▶ _Source records_
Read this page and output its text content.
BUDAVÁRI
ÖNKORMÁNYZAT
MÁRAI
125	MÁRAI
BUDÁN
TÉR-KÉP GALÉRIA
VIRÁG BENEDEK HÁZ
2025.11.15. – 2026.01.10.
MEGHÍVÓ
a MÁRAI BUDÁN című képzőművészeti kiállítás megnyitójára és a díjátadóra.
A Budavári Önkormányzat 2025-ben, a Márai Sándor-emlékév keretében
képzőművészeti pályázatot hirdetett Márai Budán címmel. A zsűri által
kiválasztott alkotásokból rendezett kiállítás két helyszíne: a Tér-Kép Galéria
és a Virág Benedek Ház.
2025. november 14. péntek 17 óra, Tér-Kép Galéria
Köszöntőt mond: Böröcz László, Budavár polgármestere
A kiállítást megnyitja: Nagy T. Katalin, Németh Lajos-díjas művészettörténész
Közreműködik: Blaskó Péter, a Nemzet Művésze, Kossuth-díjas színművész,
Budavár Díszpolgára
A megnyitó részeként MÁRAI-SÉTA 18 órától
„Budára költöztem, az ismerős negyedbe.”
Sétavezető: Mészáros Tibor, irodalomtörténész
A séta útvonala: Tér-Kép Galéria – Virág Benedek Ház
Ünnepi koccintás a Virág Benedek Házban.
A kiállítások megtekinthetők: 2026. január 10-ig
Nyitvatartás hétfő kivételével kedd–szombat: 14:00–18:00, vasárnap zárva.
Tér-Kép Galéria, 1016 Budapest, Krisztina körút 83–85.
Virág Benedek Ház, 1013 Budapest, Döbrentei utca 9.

==

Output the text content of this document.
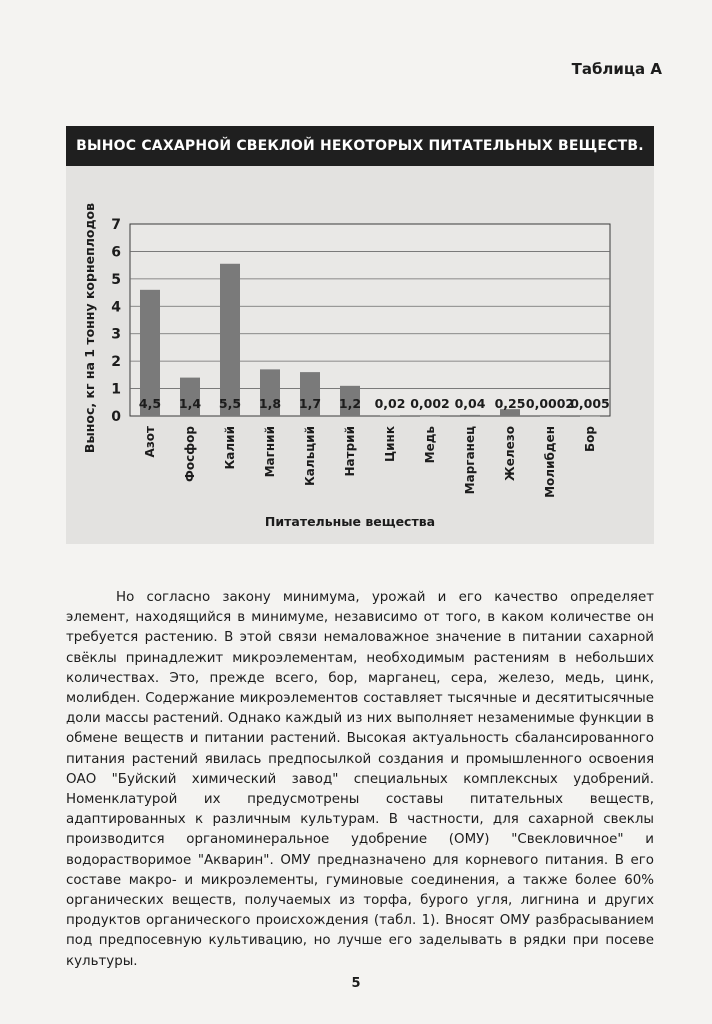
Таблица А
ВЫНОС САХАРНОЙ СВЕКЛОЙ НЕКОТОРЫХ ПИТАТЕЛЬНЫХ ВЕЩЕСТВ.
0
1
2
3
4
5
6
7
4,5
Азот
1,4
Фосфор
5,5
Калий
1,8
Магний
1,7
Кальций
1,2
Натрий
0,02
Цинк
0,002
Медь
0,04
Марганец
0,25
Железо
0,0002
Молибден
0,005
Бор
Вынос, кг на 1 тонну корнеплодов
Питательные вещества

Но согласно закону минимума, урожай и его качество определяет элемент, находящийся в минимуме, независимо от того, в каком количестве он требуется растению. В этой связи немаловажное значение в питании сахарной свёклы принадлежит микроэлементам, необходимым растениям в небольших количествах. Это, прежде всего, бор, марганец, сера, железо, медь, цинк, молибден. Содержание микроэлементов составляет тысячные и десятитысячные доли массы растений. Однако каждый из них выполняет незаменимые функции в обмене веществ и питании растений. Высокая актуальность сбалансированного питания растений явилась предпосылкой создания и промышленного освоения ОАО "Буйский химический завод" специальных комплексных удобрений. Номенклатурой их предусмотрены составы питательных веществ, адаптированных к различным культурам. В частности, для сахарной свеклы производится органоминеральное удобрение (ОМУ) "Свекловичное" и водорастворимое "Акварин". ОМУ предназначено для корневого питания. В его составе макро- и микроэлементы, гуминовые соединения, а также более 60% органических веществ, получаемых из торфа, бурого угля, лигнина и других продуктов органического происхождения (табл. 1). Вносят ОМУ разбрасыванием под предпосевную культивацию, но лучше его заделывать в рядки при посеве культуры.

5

...

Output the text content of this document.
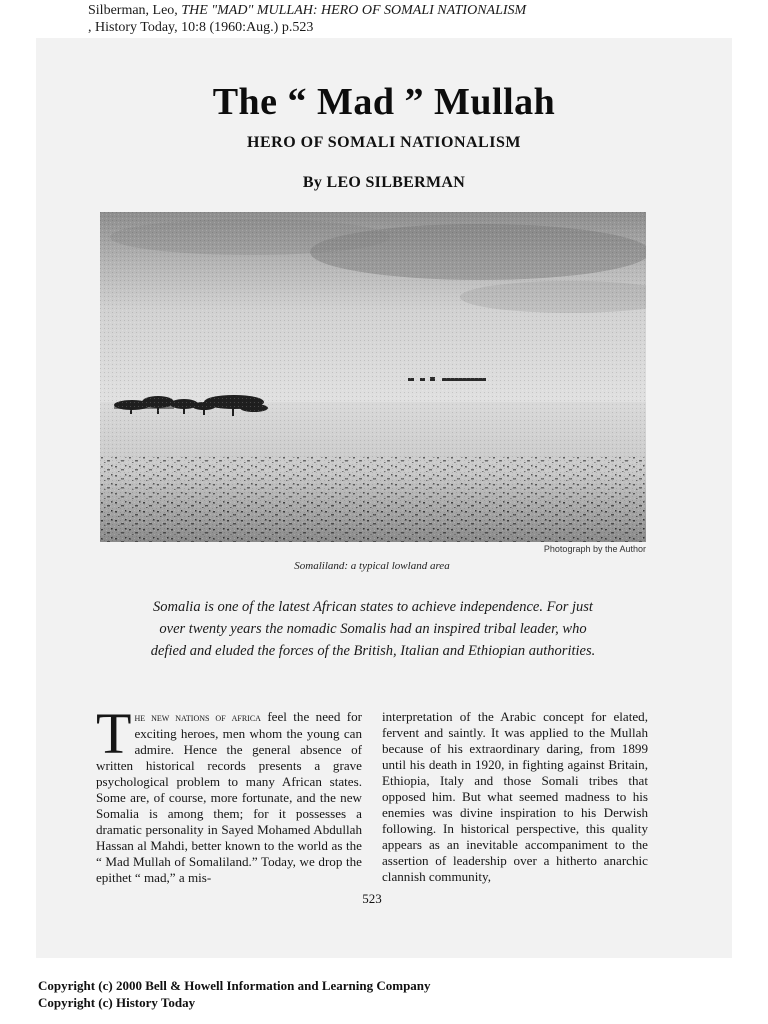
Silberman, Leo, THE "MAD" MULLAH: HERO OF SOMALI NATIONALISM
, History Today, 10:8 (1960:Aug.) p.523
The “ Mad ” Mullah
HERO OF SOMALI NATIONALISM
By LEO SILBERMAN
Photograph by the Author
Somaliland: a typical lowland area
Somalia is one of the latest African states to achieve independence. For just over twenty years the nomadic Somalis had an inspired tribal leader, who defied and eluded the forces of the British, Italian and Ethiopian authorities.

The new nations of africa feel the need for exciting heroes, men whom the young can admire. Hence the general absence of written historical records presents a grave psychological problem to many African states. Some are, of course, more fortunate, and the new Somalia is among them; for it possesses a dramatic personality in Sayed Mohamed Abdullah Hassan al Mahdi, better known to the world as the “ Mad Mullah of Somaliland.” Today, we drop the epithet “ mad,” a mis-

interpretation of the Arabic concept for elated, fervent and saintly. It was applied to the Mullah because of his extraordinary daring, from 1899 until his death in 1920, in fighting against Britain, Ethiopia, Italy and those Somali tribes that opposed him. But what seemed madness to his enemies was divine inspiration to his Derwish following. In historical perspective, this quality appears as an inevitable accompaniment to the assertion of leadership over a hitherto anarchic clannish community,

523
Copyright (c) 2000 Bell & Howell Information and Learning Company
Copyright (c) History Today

▶ _The exercise_
From the entries, report each line that includes the word "Budapest".

▶ _Task result_
Tér-Kép Galéria, 1016 Budapest, Krisztina körút 83–85.
Virág Benedek Ház, 1013 Budapest, Döbrentei utca 9.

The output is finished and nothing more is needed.